## TASK GOAL
Repeat the items line for line, from their beginning through the line containing "1043, 1086, 1099]", both ends included.

-------

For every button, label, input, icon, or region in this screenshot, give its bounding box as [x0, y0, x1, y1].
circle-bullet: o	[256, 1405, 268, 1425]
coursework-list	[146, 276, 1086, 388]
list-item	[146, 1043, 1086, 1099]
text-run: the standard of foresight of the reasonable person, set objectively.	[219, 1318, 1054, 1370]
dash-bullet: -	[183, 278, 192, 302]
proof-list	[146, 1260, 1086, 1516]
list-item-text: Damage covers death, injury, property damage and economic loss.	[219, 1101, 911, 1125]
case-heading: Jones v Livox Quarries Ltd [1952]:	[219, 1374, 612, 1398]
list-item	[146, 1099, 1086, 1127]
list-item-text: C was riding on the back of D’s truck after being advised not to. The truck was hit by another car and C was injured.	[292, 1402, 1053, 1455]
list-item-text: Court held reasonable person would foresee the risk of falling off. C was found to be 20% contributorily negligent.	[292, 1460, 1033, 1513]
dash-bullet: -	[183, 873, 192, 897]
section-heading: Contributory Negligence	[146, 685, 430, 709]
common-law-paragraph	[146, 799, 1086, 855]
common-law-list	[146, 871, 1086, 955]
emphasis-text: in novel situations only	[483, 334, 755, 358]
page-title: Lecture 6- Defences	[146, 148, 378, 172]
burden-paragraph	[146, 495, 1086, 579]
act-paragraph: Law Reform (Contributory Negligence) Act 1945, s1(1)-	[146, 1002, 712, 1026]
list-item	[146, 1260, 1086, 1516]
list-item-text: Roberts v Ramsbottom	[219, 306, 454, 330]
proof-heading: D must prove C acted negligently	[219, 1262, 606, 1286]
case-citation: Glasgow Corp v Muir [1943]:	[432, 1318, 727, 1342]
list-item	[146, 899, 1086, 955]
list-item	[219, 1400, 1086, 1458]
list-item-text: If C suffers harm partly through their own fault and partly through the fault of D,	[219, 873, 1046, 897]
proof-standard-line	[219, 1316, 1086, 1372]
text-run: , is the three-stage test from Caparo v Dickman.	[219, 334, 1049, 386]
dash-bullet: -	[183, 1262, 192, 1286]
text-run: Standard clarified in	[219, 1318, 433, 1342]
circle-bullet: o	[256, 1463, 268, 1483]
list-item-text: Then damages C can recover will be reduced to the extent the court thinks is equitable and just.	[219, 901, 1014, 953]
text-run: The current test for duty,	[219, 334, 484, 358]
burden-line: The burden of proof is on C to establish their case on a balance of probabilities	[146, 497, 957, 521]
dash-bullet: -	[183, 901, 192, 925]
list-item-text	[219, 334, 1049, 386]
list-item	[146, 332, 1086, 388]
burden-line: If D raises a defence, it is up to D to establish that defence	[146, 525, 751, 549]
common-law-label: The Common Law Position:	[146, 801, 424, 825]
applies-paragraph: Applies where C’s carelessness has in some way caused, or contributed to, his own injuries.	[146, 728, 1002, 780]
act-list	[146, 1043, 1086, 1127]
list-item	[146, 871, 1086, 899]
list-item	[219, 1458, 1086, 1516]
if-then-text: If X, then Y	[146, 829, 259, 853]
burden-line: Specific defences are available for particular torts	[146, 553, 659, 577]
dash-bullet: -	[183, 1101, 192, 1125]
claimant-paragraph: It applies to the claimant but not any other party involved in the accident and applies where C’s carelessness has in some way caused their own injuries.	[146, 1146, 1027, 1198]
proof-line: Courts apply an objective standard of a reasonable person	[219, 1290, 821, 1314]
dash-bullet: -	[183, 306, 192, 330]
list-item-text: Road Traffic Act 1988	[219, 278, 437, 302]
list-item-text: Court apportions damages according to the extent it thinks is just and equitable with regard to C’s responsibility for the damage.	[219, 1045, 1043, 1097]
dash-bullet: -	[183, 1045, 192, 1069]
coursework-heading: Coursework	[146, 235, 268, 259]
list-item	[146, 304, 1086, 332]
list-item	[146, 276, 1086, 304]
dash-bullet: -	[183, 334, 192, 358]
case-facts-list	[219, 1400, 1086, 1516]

-------

## SOLUTION TO THIS PROBLEM
For every button, label, input, icon, or region in this screenshot, give its bounding box as [x0, y0, x1, y1].
circle-bullet: o	[256, 1405, 268, 1425]
coursework-list	[146, 276, 1086, 388]
list-item	[146, 1043, 1086, 1099]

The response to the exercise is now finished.